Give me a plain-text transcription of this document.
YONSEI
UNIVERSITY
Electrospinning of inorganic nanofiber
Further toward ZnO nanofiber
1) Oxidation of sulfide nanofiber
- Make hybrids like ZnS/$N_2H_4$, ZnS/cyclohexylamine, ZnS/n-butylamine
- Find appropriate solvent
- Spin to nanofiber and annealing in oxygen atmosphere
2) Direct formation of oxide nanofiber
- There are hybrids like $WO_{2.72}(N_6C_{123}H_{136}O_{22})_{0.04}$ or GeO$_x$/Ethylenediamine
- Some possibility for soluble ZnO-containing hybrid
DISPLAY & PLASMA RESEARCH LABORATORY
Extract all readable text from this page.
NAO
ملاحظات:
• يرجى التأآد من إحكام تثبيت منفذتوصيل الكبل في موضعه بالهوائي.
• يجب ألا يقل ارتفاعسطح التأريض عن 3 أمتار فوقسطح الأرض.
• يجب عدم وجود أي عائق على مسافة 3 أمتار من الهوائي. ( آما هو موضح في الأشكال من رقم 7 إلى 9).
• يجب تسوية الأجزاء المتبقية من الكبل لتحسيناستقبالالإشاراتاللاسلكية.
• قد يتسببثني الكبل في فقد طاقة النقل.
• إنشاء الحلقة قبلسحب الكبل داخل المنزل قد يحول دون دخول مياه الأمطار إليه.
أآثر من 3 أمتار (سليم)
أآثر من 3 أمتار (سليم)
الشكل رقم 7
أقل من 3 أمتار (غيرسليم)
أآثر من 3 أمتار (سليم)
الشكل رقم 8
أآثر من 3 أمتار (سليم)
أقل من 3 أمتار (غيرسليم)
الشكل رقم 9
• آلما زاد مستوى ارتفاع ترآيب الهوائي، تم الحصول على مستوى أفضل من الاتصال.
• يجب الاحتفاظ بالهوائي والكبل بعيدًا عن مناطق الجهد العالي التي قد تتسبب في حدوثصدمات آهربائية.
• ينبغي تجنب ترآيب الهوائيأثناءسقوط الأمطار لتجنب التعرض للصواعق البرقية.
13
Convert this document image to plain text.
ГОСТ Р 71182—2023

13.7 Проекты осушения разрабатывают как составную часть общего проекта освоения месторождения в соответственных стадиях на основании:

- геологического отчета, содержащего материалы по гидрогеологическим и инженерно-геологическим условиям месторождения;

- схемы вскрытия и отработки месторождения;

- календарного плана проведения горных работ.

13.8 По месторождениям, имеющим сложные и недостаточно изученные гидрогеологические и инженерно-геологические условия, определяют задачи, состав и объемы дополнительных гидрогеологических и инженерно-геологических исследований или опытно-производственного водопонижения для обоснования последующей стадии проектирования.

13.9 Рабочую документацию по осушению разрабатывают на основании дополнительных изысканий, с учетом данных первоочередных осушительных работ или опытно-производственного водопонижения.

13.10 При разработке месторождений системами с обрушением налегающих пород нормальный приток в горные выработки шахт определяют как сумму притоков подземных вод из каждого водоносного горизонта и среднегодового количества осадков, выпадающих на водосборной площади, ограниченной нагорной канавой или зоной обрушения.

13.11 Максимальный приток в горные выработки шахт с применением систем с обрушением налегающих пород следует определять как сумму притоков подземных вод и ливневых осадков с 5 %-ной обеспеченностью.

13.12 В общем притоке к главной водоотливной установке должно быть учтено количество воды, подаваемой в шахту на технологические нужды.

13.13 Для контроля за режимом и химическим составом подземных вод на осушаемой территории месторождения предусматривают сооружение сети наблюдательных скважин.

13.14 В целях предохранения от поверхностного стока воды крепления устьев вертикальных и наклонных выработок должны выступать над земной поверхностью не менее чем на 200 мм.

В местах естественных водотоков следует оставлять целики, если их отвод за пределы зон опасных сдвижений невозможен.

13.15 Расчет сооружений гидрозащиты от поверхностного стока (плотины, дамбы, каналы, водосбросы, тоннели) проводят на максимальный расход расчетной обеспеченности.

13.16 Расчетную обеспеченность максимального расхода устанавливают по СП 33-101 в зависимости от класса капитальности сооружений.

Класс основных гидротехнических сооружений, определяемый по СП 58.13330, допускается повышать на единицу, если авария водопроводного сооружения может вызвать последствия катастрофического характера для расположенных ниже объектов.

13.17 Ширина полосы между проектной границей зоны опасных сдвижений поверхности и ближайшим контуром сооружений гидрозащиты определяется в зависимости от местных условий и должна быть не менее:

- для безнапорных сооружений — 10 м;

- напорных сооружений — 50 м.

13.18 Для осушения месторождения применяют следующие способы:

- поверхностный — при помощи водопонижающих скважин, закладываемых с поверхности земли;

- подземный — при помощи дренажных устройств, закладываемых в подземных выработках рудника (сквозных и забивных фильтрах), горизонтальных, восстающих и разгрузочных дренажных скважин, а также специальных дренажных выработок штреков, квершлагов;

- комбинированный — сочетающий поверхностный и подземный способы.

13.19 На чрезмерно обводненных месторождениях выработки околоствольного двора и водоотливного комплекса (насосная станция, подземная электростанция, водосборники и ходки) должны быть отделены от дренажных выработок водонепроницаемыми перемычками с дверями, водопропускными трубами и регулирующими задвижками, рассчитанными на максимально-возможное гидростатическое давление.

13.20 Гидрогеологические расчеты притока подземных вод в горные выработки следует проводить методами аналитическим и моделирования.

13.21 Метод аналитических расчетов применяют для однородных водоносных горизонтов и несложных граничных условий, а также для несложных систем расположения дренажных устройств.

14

_ _ _ _

Output every line above without altering anything.

Give me a plain-text transcription of this document.
YONSEI
UNIVERSITY
Electrospinning of inorganic nanofiber
Further toward ZnO nanofiber
1) Oxidation of sulfide nanofiber
- Make hybrids like ZnS/$N_2H_4$, ZnS/cyclohexylamine, ZnS/n-butylamine
- Find appropriate solvent
- Spin to nanofiber and annealing in oxygen atmosphere
2) Direct formation of oxide nanofiber
- There are hybrids like $WO_{2.72}(N_6C_{123}H_{136}O_{22})_{0.04}$ or GeO$_x$/Ethylenediamine
- Some possibility for soluble ZnO-containing hybrid
DISPLAY & PLASMA RESEARCH LABORATORY
Extract all readable text from this page.
NAO
ملاحظات:
• يرجى التأآد من إحكام تثبيت منفذتوصيل الكبل في موضعه بالهوائي.
• يجب ألا يقل ارتفاعسطح التأريض عن 3 أمتار فوقسطح الأرض.
• يجب عدم وجود أي عائق على مسافة 3 أمتار من الهوائي. ( آما هو موضح في الأشكال من رقم 7 إلى 9).
• يجب تسوية الأجزاء المتبقية من الكبل لتحسيناستقبالالإشاراتاللاسلكية.
• قد يتسببثني الكبل في فقد طاقة النقل.
• إنشاء الحلقة قبلسحب الكبل داخل المنزل قد يحول دون دخول مياه الأمطار إليه.
أآثر من 3 أمتار (سليم)
أآثر من 3 أمتار (سليم)
الشكل رقم 7
أقل من 3 أمتار (غيرسليم)
أآثر من 3 أمتار (سليم)
الشكل رقم 8
أآثر من 3 أمتار (سليم)
أقل من 3 أمتار (غيرسليم)
الشكل رقم 9
• آلما زاد مستوى ارتفاع ترآيب الهوائي، تم الحصول على مستوى أفضل من الاتصال.
• يجب الاحتفاظ بالهوائي والكبل بعيدًا عن مناطق الجهد العالي التي قد تتسبب في حدوثصدمات آهربائية.
• ينبغي تجنب ترآيب الهوائيأثناءسقوط الأمطار لتجنب التعرض للصواعق البرقية.
13
Convert this document image to plain text.
ГОСТ Р 71182—2023

13.7 Проекты осушения разрабатывают как составную часть общего проекта освоения месторождения в соответственных стадиях на основании:

- геологического отчета, содержащего материалы по гидрогеологическим и инженерно-геологическим условиям месторождения;

- схемы вскрытия и отработки месторождения;

- календарного плана проведения горных работ.

13.8 По месторождениям, имеющим сложные и недостаточно изученные гидрогеологические и инженерно-геологические условия, определяют задачи, состав и объемы дополнительных гидрогеологических и инженерно-геологических исследований или опытно-производственного водопонижения для обоснования последующей стадии проектирования.

13.9 Рабочую документацию по осушению разрабатывают на основании дополнительных изысканий, с учетом данных первоочередных осушительных работ или опытно-производственного водопонижения.

13.10 При разработке месторождений системами с обрушением налегающих пород нормальный приток в горные выработки шахт определяют как сумму притоков подземных вод из каждого водоносного горизонта и среднегодового количества осадков, выпадающих на водосборной площади, ограниченной нагорной канавой или зоной обрушения.

13.11 Максимальный приток в горные выработки шахт с применением систем с обрушением налегающих пород следует определять как сумму притоков подземных вод и ливневых осадков с 5 %-ной обеспеченностью.

13.12 В общем притоке к главной водоотливной установке должно быть учтено количество воды, подаваемой в шахту на технологические нужды.

13.13 Для контроля за режимом и химическим составом подземных вод на осушаемой территории месторождения предусматривают сооружение сети наблюдательных скважин.

13.14 В целях предохранения от поверхностного стока воды крепления устьев вертикальных и наклонных выработок должны выступать над земной поверхностью не менее чем на 200 мм.

В местах естественных водотоков следует оставлять целики, если их отвод за пределы зон опасных сдвижений невозможен.

13.15 Расчет сооружений гидрозащиты от поверхностного стока (плотины, дамбы, каналы, водосбросы, тоннели) проводят на максимальный расход расчетной обеспеченности.

13.16 Расчетную обеспеченность максимального расхода устанавливают по СП 33-101 в зависимости от класса капитальности сооружений.

Класс основных гидротехнических сооружений, определяемый по СП 58.13330, допускается повышать на единицу, если авария водопроводного сооружения может вызвать последствия катастрофического характера для расположенных ниже объектов.

13.17 Ширина полосы между проектной границей зоны опасных сдвижений поверхности и ближайшим контуром сооружений гидрозащиты определяется в зависимости от местных условий и должна быть не менее:

- для безнапорных сооружений — 10 м;

- напорных сооружений — 50 м.

13.18 Для осушения месторождения применяют следующие способы:

- поверхностный — при помощи водопонижающих скважин, закладываемых с поверхности земли;

- подземный — при помощи дренажных устройств, закладываемых в подземных выработках рудника (сквозных и забивных фильтрах), горизонтальных, восстающих и разгрузочных дренажных скважин, а также специальных дренажных выработок штреков, квершлагов;

- комбинированный — сочетающий поверхностный и подземный способы.

13.19 На чрезмерно обводненных месторождениях выработки околоствольного двора и водоотливного комплекса (насосная станция, подземная электростанция, водосборники и ходки) должны быть отделены от дренажных выработок водонепроницаемыми перемычками с дверями, водопропускными трубами и регулирующими задвижками, рассчитанными на максимально-возможное гидростатическое давление.

13.20 Гидрогеологические расчеты притока подземных вод в горные выработки следует проводить методами аналитическим и моделирования.

13.21 Метод аналитических расчетов применяют для однородных водоносных горизонтов и несложных граничных условий, а также для несложных систем расположения дренажных устройств.

14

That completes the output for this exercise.